[Task instructions]: Please update the material starting at the line that has "199, 518, 215]" and ending after the line that has "581, 518, 597]" by swapping "paragraph" for "text-block" and leaving everything else unchanged. Return only those lines.

[Supplied records]:
--- start ---

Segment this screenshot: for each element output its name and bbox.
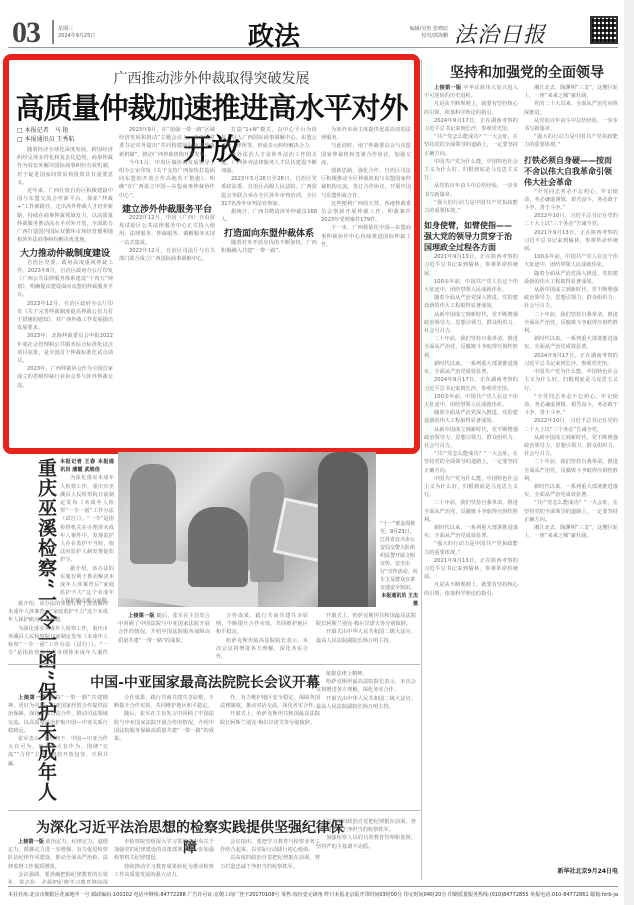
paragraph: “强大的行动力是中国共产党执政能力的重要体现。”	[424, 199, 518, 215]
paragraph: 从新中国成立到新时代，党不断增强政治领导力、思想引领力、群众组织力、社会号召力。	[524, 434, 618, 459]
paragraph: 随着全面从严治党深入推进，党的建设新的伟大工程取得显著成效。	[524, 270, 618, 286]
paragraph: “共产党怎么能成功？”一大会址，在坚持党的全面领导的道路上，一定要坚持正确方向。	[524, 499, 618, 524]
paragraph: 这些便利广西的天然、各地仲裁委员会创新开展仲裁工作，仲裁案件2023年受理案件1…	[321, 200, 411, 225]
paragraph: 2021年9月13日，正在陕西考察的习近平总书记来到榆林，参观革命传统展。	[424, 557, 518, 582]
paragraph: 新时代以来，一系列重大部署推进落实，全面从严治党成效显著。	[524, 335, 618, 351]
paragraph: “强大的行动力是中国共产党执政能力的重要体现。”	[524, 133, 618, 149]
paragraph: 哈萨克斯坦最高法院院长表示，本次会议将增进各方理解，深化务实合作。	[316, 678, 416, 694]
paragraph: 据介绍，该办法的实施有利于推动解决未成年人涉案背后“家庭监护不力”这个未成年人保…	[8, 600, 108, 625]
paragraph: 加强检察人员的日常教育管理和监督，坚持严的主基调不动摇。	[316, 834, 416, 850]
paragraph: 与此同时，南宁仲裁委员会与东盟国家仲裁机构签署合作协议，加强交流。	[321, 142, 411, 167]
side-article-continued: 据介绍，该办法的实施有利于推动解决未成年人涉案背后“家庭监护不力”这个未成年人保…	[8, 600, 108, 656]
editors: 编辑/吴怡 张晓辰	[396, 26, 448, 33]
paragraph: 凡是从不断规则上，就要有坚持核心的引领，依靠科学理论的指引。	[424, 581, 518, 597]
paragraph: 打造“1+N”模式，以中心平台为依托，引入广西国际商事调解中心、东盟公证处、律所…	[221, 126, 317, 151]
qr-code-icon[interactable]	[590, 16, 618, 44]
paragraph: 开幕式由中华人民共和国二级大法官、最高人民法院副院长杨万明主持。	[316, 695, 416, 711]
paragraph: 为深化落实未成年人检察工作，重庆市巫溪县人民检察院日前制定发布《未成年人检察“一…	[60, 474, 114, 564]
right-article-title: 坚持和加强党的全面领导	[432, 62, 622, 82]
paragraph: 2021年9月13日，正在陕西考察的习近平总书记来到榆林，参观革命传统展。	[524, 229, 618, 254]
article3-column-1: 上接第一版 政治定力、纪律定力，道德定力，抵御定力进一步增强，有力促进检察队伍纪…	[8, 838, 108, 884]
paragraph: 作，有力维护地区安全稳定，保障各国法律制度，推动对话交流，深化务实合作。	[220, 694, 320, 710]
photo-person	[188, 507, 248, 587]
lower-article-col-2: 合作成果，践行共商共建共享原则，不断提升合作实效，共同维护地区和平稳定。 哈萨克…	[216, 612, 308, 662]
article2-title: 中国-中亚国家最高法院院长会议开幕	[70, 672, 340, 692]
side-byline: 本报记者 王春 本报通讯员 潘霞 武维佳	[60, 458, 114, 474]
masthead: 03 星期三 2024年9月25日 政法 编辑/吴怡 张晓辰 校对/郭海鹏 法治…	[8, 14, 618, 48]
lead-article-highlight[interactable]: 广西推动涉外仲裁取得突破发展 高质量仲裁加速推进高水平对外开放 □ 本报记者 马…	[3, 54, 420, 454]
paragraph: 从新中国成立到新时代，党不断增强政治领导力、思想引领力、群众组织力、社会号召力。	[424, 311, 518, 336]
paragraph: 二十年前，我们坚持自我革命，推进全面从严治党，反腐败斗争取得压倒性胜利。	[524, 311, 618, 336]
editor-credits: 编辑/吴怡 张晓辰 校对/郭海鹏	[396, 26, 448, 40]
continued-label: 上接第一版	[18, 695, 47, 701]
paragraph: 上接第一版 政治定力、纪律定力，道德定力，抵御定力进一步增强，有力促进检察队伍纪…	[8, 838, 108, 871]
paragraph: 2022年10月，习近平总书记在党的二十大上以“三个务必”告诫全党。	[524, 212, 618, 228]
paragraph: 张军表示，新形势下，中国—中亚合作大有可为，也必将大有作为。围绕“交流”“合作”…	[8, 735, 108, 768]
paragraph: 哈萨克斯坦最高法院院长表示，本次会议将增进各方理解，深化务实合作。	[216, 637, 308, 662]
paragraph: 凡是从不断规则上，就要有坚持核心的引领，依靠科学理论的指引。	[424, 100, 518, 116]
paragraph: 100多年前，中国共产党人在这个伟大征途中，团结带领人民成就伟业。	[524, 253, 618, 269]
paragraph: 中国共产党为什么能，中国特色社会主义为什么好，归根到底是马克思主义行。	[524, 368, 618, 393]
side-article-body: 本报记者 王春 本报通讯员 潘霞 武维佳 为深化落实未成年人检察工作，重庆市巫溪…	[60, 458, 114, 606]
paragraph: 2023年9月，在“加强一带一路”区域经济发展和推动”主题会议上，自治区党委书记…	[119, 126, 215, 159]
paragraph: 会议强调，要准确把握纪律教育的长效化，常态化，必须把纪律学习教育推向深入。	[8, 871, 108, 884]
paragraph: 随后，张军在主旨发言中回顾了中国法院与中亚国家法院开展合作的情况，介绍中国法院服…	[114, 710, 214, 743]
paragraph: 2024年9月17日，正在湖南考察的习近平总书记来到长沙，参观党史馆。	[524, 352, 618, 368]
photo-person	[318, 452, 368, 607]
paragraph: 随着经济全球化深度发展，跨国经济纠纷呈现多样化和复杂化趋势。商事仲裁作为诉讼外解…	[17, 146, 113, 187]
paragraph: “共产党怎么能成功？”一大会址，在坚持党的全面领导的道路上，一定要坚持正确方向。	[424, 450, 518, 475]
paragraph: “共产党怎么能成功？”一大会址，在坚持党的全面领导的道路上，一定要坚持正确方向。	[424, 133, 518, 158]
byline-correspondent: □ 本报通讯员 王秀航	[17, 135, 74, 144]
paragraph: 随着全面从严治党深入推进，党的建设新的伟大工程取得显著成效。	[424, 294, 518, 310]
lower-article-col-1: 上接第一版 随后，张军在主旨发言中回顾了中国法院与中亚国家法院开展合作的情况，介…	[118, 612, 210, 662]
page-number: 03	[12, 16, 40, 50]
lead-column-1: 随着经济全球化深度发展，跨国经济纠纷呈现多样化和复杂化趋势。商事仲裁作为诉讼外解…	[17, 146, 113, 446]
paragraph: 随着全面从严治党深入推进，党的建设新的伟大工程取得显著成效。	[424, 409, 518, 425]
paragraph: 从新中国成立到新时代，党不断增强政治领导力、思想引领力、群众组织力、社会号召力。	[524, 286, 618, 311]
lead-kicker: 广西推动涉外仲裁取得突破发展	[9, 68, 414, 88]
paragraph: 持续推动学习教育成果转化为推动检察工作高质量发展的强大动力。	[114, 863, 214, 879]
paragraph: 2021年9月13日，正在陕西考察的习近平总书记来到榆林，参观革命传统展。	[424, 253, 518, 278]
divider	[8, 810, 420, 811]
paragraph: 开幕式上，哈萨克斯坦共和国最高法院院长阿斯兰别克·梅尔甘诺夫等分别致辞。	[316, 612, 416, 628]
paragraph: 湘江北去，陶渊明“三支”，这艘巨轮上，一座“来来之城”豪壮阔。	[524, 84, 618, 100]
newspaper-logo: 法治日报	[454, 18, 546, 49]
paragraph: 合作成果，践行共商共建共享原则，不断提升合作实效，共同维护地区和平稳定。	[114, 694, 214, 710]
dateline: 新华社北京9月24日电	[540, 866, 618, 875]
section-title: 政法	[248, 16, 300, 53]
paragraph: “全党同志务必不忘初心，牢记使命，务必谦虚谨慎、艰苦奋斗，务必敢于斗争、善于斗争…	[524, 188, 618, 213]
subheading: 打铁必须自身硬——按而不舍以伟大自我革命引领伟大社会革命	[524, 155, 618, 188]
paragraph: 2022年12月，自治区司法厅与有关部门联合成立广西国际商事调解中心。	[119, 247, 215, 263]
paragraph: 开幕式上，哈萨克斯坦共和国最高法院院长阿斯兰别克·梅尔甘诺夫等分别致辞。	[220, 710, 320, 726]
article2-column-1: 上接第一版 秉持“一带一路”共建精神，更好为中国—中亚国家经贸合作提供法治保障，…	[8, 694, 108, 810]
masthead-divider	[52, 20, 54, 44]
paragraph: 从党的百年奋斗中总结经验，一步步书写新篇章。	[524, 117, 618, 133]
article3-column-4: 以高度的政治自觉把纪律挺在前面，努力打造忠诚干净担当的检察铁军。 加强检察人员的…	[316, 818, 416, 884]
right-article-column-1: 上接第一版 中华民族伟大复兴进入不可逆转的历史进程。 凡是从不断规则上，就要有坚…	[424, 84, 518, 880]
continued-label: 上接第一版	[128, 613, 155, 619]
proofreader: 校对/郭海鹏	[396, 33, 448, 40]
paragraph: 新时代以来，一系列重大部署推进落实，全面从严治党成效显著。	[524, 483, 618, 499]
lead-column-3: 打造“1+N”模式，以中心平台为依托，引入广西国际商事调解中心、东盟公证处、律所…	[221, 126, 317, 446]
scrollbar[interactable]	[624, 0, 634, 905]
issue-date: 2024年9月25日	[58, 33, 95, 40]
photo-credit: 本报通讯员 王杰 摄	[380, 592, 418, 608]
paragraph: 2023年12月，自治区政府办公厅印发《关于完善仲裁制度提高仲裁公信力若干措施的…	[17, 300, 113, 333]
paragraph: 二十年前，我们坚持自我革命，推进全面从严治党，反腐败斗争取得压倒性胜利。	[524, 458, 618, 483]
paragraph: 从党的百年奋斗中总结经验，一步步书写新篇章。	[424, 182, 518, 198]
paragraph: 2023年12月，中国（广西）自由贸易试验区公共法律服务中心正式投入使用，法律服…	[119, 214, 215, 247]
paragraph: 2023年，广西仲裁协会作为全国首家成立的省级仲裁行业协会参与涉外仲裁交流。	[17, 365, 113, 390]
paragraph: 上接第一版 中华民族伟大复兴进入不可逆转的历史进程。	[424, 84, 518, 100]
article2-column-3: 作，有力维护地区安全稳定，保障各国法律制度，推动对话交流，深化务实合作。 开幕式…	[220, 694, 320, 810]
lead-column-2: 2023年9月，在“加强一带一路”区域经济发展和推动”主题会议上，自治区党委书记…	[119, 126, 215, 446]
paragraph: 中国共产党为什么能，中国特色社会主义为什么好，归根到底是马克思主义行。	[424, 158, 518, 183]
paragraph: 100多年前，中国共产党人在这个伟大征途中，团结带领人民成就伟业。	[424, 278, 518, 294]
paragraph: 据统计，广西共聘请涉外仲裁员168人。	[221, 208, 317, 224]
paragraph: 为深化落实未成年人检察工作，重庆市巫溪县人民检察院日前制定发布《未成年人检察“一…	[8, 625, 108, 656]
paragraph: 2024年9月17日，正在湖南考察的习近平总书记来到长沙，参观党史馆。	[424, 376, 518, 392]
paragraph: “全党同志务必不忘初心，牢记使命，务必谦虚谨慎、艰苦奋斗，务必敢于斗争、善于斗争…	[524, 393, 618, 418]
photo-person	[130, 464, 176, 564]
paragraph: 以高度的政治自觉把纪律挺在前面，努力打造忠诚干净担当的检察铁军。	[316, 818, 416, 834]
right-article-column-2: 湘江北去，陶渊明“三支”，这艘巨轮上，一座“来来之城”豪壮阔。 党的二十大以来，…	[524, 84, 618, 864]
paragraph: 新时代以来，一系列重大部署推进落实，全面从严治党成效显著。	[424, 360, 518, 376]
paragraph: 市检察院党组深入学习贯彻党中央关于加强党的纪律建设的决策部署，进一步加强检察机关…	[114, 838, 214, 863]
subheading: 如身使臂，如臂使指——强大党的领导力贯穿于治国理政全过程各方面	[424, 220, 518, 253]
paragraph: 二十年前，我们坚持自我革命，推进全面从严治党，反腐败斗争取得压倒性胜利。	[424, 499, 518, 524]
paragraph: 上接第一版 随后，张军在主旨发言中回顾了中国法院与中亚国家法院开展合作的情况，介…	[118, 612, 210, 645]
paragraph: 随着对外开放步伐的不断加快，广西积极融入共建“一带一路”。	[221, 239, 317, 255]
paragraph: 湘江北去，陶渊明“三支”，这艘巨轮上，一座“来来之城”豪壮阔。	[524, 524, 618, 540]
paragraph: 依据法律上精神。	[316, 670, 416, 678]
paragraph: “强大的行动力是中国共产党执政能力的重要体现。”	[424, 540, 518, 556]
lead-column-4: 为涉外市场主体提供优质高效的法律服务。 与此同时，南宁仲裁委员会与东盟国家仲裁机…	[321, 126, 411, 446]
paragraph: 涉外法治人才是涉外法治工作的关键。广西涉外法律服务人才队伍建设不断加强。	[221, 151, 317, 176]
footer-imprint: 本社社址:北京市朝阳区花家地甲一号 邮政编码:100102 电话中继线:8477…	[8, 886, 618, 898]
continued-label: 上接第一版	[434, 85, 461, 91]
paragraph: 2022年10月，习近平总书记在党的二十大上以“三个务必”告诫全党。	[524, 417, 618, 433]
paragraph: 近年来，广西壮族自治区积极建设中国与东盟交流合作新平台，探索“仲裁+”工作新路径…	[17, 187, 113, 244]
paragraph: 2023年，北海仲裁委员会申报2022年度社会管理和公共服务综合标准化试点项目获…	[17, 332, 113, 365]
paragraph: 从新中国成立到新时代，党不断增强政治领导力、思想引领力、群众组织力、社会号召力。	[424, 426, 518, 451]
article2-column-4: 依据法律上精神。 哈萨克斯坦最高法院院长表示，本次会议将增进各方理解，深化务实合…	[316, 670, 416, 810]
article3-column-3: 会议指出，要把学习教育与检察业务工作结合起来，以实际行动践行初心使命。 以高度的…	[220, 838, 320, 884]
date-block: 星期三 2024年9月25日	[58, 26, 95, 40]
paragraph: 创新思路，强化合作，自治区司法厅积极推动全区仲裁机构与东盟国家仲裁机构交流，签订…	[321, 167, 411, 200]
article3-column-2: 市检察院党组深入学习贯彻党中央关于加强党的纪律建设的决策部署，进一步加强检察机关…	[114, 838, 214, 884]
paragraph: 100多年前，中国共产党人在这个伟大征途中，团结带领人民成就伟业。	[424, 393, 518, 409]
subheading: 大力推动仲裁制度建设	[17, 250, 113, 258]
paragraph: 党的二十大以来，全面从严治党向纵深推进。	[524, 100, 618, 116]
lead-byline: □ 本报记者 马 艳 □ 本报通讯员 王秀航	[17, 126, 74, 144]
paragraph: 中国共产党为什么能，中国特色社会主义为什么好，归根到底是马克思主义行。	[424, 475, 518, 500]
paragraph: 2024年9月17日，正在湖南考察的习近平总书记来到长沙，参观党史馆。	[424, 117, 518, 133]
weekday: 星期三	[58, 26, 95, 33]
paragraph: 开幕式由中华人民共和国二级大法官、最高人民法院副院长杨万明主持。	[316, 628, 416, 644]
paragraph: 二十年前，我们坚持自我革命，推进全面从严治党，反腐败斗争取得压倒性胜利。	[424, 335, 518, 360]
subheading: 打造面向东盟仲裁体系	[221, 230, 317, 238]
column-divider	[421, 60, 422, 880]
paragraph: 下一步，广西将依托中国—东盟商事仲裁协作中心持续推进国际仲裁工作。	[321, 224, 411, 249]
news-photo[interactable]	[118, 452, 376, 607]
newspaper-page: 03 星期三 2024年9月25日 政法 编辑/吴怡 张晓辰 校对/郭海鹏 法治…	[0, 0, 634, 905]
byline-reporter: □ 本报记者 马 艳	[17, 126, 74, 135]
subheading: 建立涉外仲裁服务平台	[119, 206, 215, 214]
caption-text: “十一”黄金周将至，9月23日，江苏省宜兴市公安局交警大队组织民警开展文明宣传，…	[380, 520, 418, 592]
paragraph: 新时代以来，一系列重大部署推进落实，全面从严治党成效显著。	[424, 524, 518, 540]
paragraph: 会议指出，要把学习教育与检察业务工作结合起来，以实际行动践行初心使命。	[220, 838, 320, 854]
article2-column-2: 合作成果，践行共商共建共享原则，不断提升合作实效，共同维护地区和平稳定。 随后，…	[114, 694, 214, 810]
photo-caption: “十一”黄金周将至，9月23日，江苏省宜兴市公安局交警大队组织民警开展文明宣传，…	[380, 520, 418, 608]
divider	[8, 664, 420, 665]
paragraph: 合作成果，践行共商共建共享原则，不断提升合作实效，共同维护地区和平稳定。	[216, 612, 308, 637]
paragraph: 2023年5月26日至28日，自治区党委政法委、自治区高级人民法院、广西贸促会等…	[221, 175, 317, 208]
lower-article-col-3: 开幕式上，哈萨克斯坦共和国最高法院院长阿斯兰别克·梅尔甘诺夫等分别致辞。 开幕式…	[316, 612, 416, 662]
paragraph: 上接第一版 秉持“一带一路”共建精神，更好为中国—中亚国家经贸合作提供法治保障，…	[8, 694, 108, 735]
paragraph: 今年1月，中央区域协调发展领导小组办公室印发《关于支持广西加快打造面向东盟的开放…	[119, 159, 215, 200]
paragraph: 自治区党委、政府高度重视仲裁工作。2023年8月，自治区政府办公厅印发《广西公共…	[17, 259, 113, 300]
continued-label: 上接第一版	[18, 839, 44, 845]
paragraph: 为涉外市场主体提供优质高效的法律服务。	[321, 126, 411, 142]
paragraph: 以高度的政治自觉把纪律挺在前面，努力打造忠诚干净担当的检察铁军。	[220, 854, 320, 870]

--- end ---

[Response to the task]:
text-block: “强大的行动力是中国共产党执政能力的重要体现。”	[424, 199, 518, 215]
text-block: 从新中国成立到新时代，党不断增强政治领导力、思想引领力、群众组织力、社会号召力。	[524, 434, 618, 459]
text-block: 随着全面从严治党深入推进，党的建设新的伟大工程取得显著成效。	[524, 270, 618, 286]
text-block: “共产党怎么能成功？”一大会址，在坚持党的全面领导的道路上，一定要坚持正确方向。	[524, 499, 618, 524]
text-block: 这些便利广西的天然、各地仲裁委员会创新开展仲裁工作，仲裁案件2023年受理案件1…	[321, 200, 411, 225]
text-block: 2021年9月13日，正在陕西考察的习近平总书记来到榆林，参观革命传统展。	[424, 557, 518, 582]
text-block: 新时代以来，一系列重大部署推进落实，全面从严治党成效显著。	[524, 335, 618, 351]
text-block: “强大的行动力是中国共产党执政能力的重要体现。”	[524, 133, 618, 149]
text-block: 哈萨克斯坦最高法院院长表示，本次会议将增进各方理解，深化务实合作。	[316, 678, 416, 694]
text-block: 据介绍，该办法的实施有利于推动解决未成年人涉案背后“家庭监护不力”这个未成年人保…	[8, 600, 108, 625]
text-block: 加强检察人员的日常教育管理和监督，坚持严的主基调不动摇。	[316, 834, 416, 850]
text-block: 与此同时，南宁仲裁委员会与东盟国家仲裁机构签署合作协议，加强交流。	[321, 142, 411, 167]
side-article-continued: 据介绍，该办法的实施有利于推动解决未成年人涉案背后“家庭监护不力”这个未成年人保…	[8, 600, 108, 656]
editors: 编辑/吴怡 张晓辰	[396, 26, 448, 33]
text-block: 凡是从不断规则上，就要有坚持核心的引领，依靠科学理论的指引。	[424, 581, 518, 597]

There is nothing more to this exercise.